— START OF Source data —
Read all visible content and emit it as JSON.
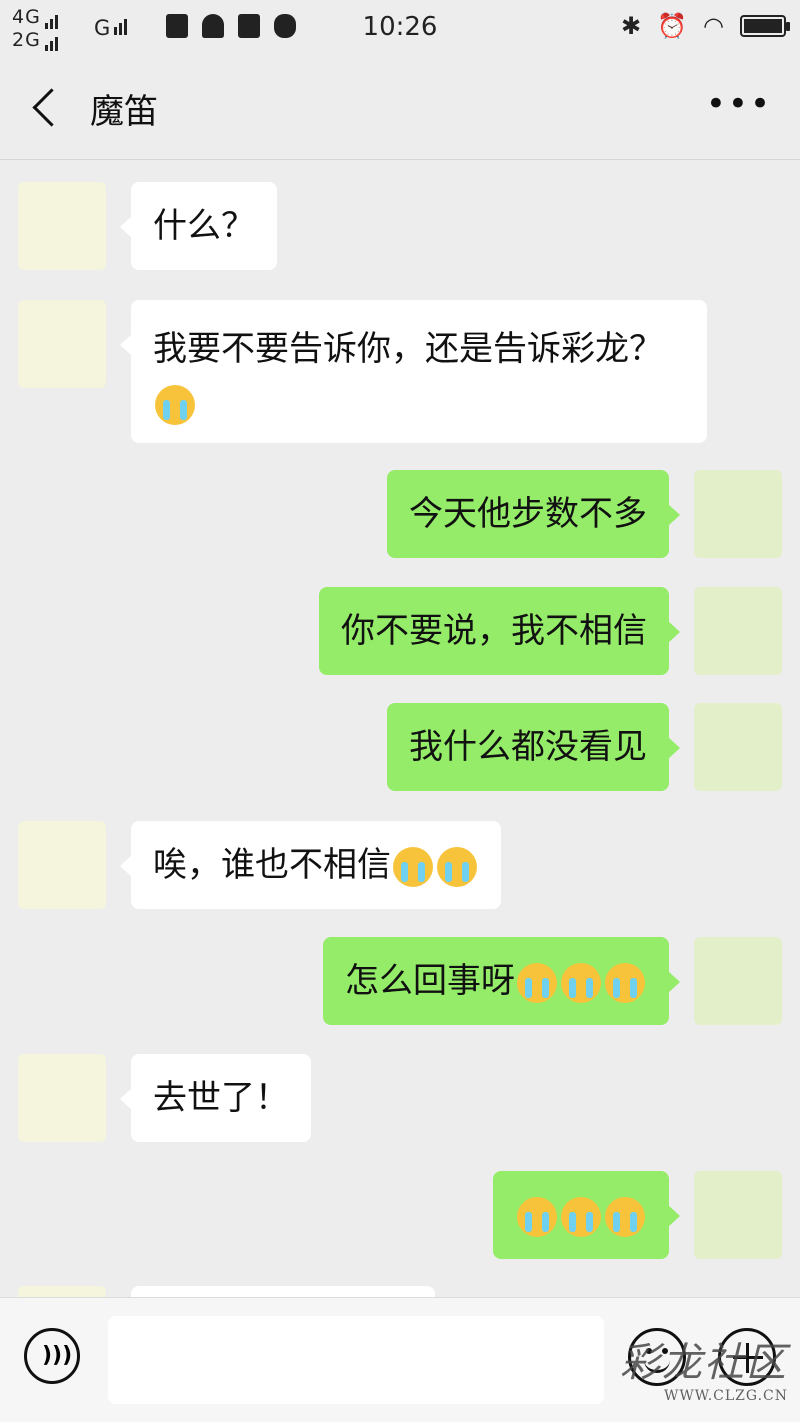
{
  "status_bar": {
    "network_1": "4G",
    "network_2": "2G",
    "network_3": "G",
    "time": "10:26"
  },
  "header": {
    "title": "魔笛",
    "more": "•••"
  },
  "messages": [
    {
      "sender": "friend",
      "text": "什么？"
    },
    {
      "sender": "friend",
      "text": "我要不要告诉你，还是告诉彩龙？",
      "emojis": [
        "crying-face"
      ]
    },
    {
      "sender": "me",
      "text": "今天他步数不多"
    },
    {
      "sender": "me",
      "text": "你不要说，我不相信"
    },
    {
      "sender": "me",
      "text": "我什么都没看见"
    },
    {
      "sender": "friend",
      "text": "唉，谁也不相信",
      "emojis": [
        "crying-face",
        "crying-face"
      ]
    },
    {
      "sender": "me",
      "text": "怎么回事呀",
      "emojis": [
        "crying-face",
        "crying-face",
        "crying-face"
      ]
    },
    {
      "sender": "friend",
      "text": "去世了！"
    },
    {
      "sender": "me",
      "text": "",
      "emojis": [
        "crying-face",
        "crying-face",
        "crying-face"
      ]
    }
  ],
  "colors": {
    "my_bubble": "#95ec69",
    "friend_bubble": "#ffffff",
    "background": "#ededed"
  },
  "watermark": {
    "line1": "彩龙社区",
    "line2": "WWW.CLZG.CN"
  }
}
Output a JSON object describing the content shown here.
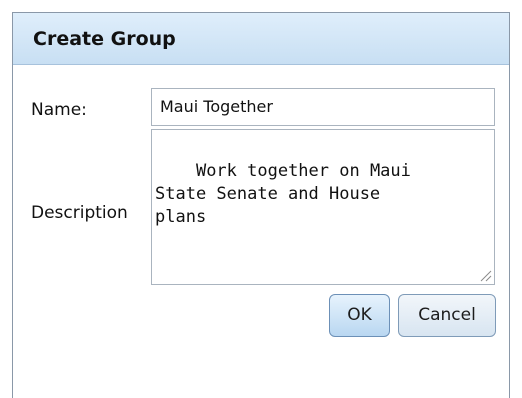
{
  "dialog": {
    "title": "Create Group",
    "name_label": "Name:",
    "name_value": "Maui Together",
    "description_label": "Description",
    "description_value": "Work together on Maui\nState Senate and House\nplans",
    "ok_label": "OK",
    "cancel_label": "Cancel"
  }
}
— END OF Source data —
Return the number of lines that include the word "text", and nothing else.

* **Response for this exercise**:
9